TASK GOAL: Of the lines below, count those containing the word "Christmas". Reply with the number alone.

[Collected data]
------------------------

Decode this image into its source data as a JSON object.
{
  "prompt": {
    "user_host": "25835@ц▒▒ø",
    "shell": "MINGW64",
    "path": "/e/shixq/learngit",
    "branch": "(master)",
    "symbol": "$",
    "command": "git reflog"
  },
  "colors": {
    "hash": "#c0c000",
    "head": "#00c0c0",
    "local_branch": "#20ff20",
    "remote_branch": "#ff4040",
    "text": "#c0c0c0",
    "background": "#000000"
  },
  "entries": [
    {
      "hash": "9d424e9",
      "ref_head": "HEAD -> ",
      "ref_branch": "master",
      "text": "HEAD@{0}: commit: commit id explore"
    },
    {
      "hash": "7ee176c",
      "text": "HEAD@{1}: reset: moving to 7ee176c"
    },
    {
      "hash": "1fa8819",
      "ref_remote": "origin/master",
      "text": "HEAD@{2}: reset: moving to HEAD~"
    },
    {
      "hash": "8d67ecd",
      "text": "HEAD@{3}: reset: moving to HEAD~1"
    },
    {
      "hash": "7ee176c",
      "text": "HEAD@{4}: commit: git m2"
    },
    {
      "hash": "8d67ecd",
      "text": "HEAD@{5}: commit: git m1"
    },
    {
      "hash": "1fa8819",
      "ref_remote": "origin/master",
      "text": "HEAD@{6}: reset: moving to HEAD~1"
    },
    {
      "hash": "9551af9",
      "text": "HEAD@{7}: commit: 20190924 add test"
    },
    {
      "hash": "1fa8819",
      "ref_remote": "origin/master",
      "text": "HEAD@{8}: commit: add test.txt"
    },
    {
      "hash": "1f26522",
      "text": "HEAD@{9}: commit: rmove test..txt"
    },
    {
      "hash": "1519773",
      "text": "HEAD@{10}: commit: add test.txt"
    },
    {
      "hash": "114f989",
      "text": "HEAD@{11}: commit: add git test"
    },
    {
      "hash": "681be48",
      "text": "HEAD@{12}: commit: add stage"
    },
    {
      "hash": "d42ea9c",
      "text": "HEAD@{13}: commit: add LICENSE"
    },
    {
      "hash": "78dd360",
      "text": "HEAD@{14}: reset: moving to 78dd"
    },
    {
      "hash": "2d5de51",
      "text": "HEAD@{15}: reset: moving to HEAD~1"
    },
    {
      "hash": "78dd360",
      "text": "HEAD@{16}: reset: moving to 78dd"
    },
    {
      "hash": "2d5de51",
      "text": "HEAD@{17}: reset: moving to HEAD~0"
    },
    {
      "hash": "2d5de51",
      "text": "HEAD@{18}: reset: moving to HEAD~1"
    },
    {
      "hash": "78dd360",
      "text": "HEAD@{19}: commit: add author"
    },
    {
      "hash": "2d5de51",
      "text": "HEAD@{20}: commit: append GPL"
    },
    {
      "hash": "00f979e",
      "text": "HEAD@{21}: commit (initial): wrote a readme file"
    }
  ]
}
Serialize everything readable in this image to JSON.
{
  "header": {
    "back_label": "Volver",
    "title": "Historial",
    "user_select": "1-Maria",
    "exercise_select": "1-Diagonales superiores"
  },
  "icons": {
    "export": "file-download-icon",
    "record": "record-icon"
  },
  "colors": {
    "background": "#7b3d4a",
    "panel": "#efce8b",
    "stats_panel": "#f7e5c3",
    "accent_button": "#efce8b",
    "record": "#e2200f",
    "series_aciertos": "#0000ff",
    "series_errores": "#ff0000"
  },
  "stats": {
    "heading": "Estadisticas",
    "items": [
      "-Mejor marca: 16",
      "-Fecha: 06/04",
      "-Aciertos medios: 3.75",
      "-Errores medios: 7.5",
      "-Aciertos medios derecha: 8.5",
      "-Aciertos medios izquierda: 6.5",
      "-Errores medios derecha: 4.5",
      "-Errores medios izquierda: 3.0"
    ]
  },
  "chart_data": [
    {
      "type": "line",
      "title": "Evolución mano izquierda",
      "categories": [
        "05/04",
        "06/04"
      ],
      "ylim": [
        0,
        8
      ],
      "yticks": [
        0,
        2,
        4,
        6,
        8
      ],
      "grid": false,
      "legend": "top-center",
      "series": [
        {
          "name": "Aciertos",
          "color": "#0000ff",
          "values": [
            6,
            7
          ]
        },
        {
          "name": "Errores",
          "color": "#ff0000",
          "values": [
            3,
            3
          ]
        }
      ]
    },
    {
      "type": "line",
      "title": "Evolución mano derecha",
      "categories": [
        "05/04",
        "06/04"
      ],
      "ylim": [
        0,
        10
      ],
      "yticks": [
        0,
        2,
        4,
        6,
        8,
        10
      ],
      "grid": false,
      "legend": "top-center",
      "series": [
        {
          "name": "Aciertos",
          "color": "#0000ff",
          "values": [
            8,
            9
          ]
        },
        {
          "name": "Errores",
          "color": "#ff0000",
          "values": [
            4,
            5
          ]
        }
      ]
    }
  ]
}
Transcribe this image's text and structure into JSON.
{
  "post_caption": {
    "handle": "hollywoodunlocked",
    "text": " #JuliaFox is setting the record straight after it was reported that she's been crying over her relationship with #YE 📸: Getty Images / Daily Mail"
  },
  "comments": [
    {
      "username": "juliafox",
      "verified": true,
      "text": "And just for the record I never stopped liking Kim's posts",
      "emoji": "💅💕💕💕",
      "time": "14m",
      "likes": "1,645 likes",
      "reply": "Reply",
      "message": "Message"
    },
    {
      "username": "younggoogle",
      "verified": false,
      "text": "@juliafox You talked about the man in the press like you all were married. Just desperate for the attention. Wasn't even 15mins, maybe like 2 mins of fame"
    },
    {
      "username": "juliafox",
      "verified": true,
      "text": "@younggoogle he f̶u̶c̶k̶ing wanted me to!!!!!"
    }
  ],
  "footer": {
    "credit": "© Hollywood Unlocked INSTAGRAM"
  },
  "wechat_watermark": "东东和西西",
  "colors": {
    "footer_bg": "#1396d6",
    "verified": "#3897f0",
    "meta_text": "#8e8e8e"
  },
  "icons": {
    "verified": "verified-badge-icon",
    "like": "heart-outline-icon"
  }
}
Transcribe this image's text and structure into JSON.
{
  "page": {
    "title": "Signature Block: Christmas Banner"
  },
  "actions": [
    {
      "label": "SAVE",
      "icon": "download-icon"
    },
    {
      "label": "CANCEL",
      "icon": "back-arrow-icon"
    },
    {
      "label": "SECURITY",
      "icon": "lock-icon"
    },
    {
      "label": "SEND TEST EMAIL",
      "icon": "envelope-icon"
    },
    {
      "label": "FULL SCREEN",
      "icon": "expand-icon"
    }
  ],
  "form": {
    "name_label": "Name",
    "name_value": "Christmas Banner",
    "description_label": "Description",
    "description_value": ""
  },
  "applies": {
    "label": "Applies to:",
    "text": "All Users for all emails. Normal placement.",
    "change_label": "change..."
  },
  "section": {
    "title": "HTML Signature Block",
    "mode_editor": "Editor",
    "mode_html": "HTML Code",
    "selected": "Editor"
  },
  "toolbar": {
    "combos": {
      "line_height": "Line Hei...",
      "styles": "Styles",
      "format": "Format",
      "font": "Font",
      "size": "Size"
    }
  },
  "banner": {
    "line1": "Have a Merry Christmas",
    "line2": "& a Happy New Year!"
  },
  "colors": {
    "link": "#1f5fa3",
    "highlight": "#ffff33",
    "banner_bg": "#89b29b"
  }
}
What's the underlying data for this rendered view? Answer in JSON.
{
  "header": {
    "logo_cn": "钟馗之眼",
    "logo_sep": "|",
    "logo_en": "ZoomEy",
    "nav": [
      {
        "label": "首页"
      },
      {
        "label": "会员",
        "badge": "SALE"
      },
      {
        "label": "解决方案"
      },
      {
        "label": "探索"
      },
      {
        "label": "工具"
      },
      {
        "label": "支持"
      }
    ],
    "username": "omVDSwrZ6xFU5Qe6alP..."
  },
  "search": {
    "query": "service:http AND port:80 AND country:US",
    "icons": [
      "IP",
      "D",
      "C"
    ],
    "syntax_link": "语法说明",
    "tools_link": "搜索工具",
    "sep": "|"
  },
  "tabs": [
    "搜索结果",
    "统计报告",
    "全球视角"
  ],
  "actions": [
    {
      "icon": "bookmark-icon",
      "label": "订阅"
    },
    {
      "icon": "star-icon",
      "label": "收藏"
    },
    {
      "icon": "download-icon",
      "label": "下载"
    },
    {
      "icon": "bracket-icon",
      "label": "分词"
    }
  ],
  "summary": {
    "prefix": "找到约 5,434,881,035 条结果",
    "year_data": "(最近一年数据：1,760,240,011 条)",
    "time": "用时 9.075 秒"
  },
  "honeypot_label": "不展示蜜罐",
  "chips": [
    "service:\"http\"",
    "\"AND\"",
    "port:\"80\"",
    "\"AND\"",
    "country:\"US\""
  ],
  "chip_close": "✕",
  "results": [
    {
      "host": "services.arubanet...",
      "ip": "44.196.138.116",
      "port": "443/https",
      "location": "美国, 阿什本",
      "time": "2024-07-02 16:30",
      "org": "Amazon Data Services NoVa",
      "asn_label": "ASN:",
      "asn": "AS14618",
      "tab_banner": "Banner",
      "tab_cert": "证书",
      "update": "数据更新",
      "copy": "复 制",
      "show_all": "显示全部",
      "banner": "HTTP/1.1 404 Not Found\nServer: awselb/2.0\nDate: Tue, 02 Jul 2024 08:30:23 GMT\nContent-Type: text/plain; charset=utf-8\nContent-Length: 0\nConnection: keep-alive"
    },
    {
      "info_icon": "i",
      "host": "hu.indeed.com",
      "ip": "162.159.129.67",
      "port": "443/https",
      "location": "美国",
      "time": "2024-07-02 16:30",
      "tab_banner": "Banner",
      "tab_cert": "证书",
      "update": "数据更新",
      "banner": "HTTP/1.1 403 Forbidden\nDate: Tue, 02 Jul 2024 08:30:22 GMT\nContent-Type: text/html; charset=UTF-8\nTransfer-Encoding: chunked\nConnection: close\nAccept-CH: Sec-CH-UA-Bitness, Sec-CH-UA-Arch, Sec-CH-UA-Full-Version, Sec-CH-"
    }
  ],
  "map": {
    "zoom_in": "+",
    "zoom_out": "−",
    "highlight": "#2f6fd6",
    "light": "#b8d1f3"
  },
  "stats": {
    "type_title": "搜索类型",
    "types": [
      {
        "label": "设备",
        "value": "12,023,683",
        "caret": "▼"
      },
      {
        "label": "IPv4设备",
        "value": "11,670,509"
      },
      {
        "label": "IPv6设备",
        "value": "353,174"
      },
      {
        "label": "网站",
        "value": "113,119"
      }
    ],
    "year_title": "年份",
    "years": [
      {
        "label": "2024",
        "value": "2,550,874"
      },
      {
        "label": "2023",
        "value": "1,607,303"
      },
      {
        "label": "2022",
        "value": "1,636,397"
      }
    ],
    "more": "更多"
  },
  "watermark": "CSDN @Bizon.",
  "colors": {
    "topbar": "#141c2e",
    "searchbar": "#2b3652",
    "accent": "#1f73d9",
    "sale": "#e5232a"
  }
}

------------------------

RESPONSE BELOW: 3